* _GIVEN REQUEST_: Report how many lines include the word "aboveground", and nothing besides that number.

* _DATA EXTRACT_:
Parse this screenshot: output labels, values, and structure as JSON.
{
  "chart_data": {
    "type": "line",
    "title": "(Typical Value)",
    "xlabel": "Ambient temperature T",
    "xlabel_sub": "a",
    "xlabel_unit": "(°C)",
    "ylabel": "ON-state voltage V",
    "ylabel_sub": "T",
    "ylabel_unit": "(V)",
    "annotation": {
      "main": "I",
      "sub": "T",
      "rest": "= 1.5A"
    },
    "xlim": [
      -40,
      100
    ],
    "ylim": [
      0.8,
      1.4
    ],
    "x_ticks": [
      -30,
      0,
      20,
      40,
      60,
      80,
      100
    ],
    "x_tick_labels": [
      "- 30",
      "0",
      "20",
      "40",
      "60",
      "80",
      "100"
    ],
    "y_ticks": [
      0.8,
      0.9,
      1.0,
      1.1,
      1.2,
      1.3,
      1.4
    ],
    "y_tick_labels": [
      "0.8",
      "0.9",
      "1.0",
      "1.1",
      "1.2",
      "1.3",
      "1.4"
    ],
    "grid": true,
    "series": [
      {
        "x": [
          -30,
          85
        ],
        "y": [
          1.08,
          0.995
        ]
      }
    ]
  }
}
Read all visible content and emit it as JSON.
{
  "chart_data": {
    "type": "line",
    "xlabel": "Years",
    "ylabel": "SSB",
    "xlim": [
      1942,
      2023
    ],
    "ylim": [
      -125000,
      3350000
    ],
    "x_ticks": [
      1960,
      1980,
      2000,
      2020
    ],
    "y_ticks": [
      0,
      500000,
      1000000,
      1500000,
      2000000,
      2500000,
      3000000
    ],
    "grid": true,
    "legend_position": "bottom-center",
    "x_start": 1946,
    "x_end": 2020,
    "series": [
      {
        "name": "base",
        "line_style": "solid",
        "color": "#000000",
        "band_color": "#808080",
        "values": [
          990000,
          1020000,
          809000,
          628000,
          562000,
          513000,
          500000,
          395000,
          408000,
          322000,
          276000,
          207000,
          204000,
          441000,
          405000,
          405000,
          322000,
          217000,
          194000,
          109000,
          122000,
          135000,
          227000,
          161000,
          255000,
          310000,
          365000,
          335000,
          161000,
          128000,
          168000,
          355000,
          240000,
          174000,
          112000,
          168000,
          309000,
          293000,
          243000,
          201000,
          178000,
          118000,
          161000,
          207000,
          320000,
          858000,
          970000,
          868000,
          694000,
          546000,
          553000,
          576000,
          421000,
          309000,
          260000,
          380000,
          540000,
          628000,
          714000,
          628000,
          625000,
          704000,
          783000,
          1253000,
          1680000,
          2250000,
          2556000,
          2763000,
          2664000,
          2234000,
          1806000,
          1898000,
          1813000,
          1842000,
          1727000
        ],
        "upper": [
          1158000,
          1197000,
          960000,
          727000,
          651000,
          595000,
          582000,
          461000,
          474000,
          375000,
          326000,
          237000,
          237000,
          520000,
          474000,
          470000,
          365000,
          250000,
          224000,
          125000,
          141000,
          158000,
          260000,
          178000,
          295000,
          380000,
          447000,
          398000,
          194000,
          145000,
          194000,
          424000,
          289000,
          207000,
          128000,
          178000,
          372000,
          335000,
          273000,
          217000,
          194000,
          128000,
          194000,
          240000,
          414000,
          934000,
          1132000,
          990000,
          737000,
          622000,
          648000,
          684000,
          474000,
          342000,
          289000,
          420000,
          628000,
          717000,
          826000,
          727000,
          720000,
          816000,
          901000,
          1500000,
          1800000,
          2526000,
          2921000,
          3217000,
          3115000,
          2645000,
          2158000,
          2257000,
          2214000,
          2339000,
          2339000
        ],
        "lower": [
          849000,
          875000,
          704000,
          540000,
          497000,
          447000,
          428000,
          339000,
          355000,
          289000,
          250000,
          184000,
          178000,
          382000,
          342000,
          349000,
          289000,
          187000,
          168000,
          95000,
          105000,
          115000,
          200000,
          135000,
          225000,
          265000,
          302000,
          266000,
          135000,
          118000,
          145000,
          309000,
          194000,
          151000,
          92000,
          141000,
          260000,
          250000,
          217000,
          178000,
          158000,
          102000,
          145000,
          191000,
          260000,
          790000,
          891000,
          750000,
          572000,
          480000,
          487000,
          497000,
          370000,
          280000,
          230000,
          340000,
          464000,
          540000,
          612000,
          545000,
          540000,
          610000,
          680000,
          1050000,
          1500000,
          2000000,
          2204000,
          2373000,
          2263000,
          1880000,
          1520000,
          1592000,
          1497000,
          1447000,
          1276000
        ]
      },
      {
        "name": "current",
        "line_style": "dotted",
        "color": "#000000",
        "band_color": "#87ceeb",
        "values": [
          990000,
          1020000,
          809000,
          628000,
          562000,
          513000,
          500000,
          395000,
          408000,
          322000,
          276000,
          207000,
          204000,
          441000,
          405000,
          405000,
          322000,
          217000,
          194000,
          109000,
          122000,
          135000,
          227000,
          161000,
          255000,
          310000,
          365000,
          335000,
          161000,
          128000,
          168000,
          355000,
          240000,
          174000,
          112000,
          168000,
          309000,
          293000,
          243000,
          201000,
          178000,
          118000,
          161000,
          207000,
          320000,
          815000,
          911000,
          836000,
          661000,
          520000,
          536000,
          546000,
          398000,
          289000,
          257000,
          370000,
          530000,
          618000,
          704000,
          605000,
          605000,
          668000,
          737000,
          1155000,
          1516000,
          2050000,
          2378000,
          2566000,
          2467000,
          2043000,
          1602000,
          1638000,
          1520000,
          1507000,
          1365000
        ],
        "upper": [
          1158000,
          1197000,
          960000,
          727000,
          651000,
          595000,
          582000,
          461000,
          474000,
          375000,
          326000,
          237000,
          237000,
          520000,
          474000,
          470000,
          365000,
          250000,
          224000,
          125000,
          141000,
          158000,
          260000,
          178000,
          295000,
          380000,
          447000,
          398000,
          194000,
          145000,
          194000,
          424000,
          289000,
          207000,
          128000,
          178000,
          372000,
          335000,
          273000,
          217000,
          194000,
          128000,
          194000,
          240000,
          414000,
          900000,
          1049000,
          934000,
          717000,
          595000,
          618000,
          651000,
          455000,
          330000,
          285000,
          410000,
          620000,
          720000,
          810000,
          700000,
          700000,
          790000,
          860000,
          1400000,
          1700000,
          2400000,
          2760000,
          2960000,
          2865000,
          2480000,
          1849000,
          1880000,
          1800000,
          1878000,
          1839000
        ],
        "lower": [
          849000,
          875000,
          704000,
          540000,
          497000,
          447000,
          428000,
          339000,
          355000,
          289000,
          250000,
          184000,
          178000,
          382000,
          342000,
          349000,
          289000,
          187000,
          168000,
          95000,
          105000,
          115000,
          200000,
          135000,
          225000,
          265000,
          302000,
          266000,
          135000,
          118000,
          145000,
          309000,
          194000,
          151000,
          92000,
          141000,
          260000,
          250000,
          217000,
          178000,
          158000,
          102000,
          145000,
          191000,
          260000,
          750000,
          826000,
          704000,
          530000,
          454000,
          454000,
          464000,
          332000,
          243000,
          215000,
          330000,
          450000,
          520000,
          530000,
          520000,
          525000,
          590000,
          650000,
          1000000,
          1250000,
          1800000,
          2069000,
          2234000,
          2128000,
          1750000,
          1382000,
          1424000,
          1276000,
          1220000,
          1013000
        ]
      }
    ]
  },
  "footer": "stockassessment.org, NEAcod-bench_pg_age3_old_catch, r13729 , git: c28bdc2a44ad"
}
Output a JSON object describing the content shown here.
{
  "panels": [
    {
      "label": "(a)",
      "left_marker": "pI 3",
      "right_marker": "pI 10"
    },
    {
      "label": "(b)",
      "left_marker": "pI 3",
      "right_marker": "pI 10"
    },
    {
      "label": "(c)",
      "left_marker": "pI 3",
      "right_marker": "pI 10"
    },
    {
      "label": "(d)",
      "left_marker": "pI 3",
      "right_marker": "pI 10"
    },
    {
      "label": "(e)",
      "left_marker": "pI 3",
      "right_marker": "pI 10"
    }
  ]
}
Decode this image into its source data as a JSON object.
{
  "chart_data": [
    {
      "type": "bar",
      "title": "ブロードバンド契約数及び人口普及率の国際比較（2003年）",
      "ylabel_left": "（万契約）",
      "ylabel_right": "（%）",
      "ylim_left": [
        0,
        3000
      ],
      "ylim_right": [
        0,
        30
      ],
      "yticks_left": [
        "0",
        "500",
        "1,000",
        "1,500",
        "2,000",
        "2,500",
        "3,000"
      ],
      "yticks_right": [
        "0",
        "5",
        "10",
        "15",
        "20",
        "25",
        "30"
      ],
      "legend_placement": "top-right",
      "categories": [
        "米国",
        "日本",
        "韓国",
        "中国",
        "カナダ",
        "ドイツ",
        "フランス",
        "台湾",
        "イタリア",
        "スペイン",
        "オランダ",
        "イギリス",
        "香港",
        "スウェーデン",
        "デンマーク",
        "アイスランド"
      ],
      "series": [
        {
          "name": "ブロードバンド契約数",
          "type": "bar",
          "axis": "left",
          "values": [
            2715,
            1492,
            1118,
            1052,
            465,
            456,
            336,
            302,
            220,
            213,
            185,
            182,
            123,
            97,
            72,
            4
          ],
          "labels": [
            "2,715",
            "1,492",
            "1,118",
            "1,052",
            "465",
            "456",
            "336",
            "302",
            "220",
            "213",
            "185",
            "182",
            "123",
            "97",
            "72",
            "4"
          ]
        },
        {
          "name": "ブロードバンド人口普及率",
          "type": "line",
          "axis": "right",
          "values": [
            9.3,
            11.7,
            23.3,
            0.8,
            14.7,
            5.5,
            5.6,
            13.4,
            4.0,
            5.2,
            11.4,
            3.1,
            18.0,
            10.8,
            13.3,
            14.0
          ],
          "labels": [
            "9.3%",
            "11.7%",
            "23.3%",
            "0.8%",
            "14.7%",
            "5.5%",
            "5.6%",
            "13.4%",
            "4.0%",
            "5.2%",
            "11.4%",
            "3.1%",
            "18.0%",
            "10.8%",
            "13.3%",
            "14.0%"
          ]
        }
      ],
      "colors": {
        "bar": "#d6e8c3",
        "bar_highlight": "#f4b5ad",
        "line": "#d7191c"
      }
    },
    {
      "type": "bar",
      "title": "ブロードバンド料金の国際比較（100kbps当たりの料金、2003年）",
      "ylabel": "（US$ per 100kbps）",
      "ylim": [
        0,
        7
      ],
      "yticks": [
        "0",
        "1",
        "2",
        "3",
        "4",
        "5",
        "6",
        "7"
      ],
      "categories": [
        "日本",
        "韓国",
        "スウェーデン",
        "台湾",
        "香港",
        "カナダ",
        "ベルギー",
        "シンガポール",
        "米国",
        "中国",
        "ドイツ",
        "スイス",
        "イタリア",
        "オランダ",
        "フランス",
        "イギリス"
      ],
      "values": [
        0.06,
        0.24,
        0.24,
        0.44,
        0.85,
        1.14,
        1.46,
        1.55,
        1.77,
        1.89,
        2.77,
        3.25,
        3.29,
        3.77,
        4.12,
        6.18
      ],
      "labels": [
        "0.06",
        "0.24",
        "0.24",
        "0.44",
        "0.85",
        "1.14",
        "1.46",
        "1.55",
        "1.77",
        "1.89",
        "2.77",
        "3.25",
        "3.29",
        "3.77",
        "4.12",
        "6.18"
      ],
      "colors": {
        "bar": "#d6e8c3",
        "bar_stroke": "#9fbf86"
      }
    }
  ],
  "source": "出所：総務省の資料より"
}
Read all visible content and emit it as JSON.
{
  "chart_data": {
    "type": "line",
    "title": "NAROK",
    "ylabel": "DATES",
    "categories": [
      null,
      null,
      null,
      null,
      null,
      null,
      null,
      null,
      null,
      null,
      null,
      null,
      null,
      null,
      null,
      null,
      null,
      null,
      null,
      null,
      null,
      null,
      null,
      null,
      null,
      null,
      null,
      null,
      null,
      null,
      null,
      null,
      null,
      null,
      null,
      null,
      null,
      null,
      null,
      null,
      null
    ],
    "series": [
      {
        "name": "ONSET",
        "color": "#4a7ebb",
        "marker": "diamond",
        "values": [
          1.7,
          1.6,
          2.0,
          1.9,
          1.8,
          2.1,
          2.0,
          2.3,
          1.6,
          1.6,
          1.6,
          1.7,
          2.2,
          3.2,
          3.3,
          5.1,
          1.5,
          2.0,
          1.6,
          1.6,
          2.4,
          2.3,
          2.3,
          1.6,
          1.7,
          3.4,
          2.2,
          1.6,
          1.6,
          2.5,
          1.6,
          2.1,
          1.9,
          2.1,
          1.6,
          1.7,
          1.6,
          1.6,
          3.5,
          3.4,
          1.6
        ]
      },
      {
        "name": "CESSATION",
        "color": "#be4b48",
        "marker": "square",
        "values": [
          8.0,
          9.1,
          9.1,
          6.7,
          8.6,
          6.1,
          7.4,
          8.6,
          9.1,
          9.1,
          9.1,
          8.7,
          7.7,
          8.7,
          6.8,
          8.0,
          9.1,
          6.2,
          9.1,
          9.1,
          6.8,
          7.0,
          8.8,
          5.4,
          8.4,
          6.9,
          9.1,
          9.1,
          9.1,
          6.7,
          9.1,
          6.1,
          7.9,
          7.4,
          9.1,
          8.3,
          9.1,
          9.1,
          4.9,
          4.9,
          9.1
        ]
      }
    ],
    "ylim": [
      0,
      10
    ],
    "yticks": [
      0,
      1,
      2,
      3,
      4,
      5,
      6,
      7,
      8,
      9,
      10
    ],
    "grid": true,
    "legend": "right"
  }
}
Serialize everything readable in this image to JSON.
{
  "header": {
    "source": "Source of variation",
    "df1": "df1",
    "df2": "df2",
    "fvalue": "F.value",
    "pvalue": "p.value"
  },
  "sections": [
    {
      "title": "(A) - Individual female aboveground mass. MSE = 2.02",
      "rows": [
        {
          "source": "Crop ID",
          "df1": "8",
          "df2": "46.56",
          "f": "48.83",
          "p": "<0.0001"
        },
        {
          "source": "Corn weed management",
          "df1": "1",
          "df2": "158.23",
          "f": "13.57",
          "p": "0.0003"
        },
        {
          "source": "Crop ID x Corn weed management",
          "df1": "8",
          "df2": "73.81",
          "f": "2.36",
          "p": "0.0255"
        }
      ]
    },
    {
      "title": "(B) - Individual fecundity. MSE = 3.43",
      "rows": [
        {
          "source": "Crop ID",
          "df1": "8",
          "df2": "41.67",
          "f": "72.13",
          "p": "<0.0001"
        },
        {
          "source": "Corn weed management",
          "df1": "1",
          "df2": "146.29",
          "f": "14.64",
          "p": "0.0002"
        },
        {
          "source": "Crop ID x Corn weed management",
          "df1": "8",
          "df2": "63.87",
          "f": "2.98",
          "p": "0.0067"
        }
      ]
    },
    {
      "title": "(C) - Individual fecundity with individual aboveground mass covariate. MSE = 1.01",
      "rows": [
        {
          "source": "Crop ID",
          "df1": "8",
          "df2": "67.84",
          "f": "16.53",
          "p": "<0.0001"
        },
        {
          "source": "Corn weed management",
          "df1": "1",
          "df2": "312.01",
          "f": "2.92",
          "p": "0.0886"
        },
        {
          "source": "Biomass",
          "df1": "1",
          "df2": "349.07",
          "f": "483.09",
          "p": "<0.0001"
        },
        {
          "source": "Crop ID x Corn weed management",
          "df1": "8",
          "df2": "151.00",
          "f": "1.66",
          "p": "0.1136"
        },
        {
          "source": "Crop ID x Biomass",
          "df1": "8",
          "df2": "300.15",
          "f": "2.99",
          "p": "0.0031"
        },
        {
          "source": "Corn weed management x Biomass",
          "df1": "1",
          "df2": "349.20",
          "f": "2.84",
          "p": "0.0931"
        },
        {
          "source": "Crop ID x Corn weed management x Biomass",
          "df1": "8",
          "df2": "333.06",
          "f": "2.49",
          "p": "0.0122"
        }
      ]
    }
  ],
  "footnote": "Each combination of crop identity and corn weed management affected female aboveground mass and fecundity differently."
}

* _REPLY TO THE TASK_: 3